━━━ SUPPLIED DATA ━━━
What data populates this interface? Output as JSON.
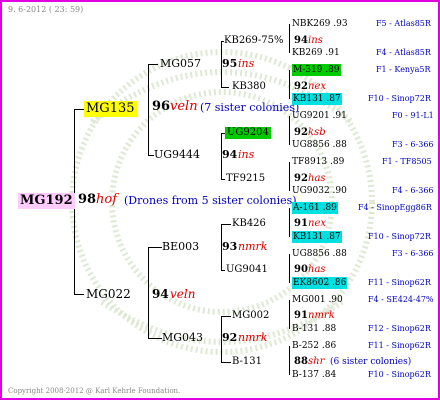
{
  "date_label": "9.  6-2012 ( 23: 59)",
  "copyright": "Copyright 2008-2012 @ Karl Kehrle Foundation.",
  "colors": {
    "frame": "#e000e0",
    "lime": "#00cc00",
    "cyan": "#00e0e0",
    "yellow": "#ffff00",
    "pink": "#ffccff"
  },
  "root": {
    "id": "MG192",
    "num": "98",
    "race": "hof",
    "note": "(Drones from 5 sister colonies)"
  },
  "gen1": {
    "upper": {
      "id": "MG135",
      "num": "96",
      "race": "veln",
      "note": "(7 sister colonies)"
    },
    "lower": {
      "id": "MG022",
      "num": "94",
      "race": "veln"
    }
  },
  "gen2": {
    "a": {
      "id": "MG057",
      "num": "95",
      "race": "ins"
    },
    "b": {
      "id": "UG9444",
      "num": "94",
      "race": "ins"
    },
    "c": {
      "id": "BE003",
      "num": "93",
      "race": "nmrk"
    },
    "d": {
      "id": "MG043",
      "num": "92",
      "race": "nmrk"
    }
  },
  "gen3": {
    "a1": {
      "id": "KB269-75%",
      "num": "94",
      "race": "ins"
    },
    "a2": {
      "id": "KB380",
      "num": "92",
      "race": "nex"
    },
    "b1": {
      "id": "UG9204",
      "num": "92",
      "race": "ksb"
    },
    "b2": {
      "id": "TF9215",
      "num": "92",
      "race": "has"
    },
    "c1": {
      "id": "KB426",
      "num": "91",
      "race": "nex"
    },
    "c2": {
      "id": "UG9041",
      "num": "90",
      "race": "has"
    },
    "d1": {
      "id": "MG002",
      "num": "91",
      "race": "nmrk"
    },
    "d2": {
      "id": "B-131",
      "num": "88",
      "race": "shr",
      "note": "(6 sister colonies)"
    }
  },
  "gen4": [
    {
      "label": "NBK269 .93",
      "src": "F5 - Atlas85R"
    },
    {
      "label": "KB269 .91",
      "src": "F4 - Atlas85R"
    },
    {
      "label": "M-319 .89",
      "src": "F1 - Kenya5R"
    },
    {
      "label": "KB131 .87",
      "src": "F10 - Sinop72R"
    },
    {
      "label": "UG9201 .91",
      "src": "F0 - 91-L1"
    },
    {
      "label": "UG8856 .88",
      "src": "F3 - 6-366"
    },
    {
      "label": "TF8913 .89",
      "src": "F1 - TF8505"
    },
    {
      "label": "UG9032 .90",
      "src": "F4 - 6-366"
    },
    {
      "label": "A-161 .89",
      "src": "F4 - SinopEgg86R"
    },
    {
      "label": "KB131 .87",
      "src": "F10 - Sinop72R"
    },
    {
      "label": "UG8856 .88",
      "src": "F3 - 6-366"
    },
    {
      "label": "EK8602 .86",
      "src": "F11 - Sinop62R"
    },
    {
      "label": "MG001 .90",
      "src": "F4 - SE424-47%"
    },
    {
      "label": "B-131 .88",
      "src": "F12 - Sinop62R"
    },
    {
      "label": "B-252 .86",
      "src": "F11 - Sinop62R"
    },
    {
      "label": "B-137 .84",
      "src": "F10 - Sinop62R"
    }
  ]
}
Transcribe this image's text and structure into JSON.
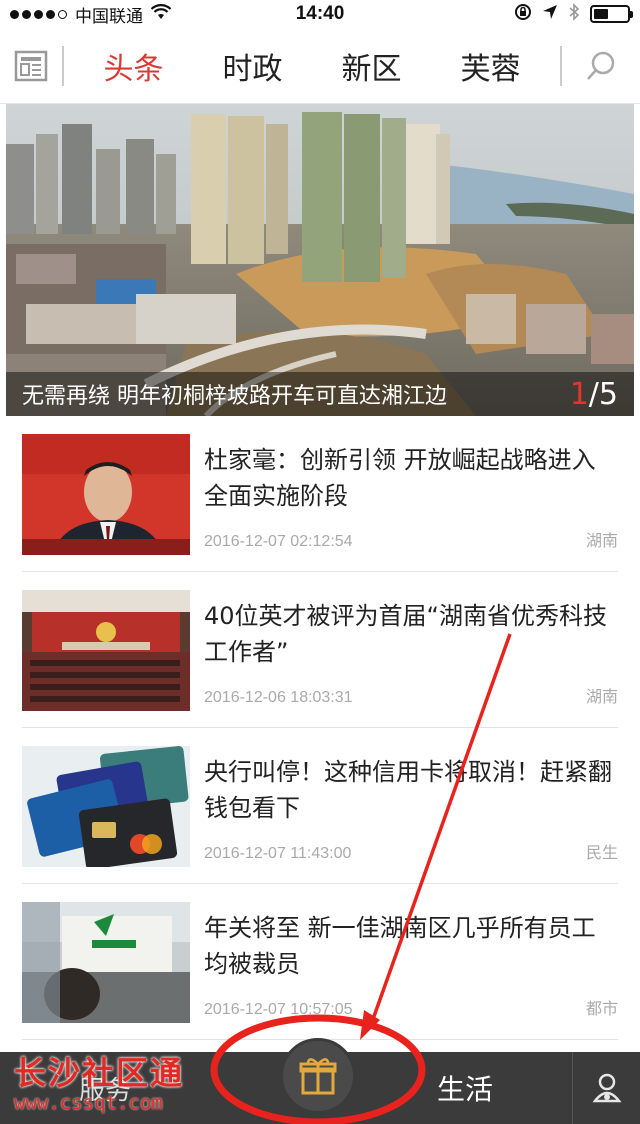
{
  "status_bar": {
    "carrier": "中国联通",
    "time": "14:40"
  },
  "nav": {
    "tabs": [
      {
        "label": "头条",
        "active": true
      },
      {
        "label": "时政",
        "active": false
      },
      {
        "label": "新区",
        "active": false
      },
      {
        "label": "芙蓉",
        "active": false
      }
    ],
    "menu_icon": "newspaper-icon",
    "search_icon": "search-icon"
  },
  "banner": {
    "caption": "无需再绕 明年初桐梓坡路开车可直达湘江边",
    "page_current": "1",
    "page_total": "/5"
  },
  "news": [
    {
      "title": "杜家毫：创新引领 开放崛起战略进入全面实施阶段",
      "time": "2016-12-07 02:12:54",
      "tag": "湖南"
    },
    {
      "title": "40位英才被评为首届“湖南省优秀科技工作者”",
      "time": "2016-12-06 18:03:31",
      "tag": "湖南"
    },
    {
      "title": "央行叫停！这种信用卡将取消！赶紧翻钱包看下",
      "time": "2016-12-07 11:43:00",
      "tag": "民生"
    },
    {
      "title": "年关将至 新一佳湖南区几乎所有员工均被裁员",
      "time": "2016-12-07 10:57:05",
      "tag": "都市"
    }
  ],
  "bottom_bar": {
    "left_label": "服务",
    "life_label": "生活",
    "center_icon": "gift-box-icon",
    "profile_icon": "user-icon"
  },
  "watermark": {
    "title": "长沙社区通",
    "url": "www.cssqt.com"
  },
  "colors": {
    "accent": "#d93b34",
    "bottom_bar": "#3b3b3b",
    "annotation": "#e8231d"
  }
}
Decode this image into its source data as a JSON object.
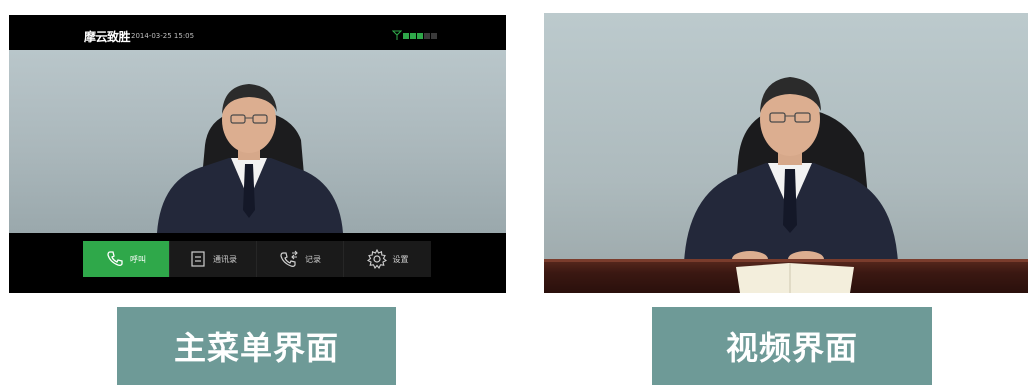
{
  "main_screen": {
    "brand": "摩云致胜",
    "datetime": "2014-03-25 15:05",
    "signal": {
      "bars_active": 3,
      "bars_total": 5,
      "active_color": "#2fa84a",
      "inactive_color": "#3a3a3a"
    },
    "menu": [
      {
        "label": "呼叫",
        "icon": "phone-icon",
        "active": true
      },
      {
        "label": "通讯录",
        "icon": "contacts-icon",
        "active": false
      },
      {
        "label": "记录",
        "icon": "call-log-icon",
        "active": false
      },
      {
        "label": "设置",
        "icon": "gear-icon",
        "active": false
      }
    ]
  },
  "captions": {
    "left": "主菜单界面",
    "right": "视频界面"
  },
  "colors": {
    "accent_green": "#2fa84a",
    "caption_bg": "#6e9a97"
  }
}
━━━
Find and copy every line in the entries above where the string "image" occurs.

RESPONSE:
Transcribe this image's text and structure into JSON.
Decode this image into its source data as a JSON object.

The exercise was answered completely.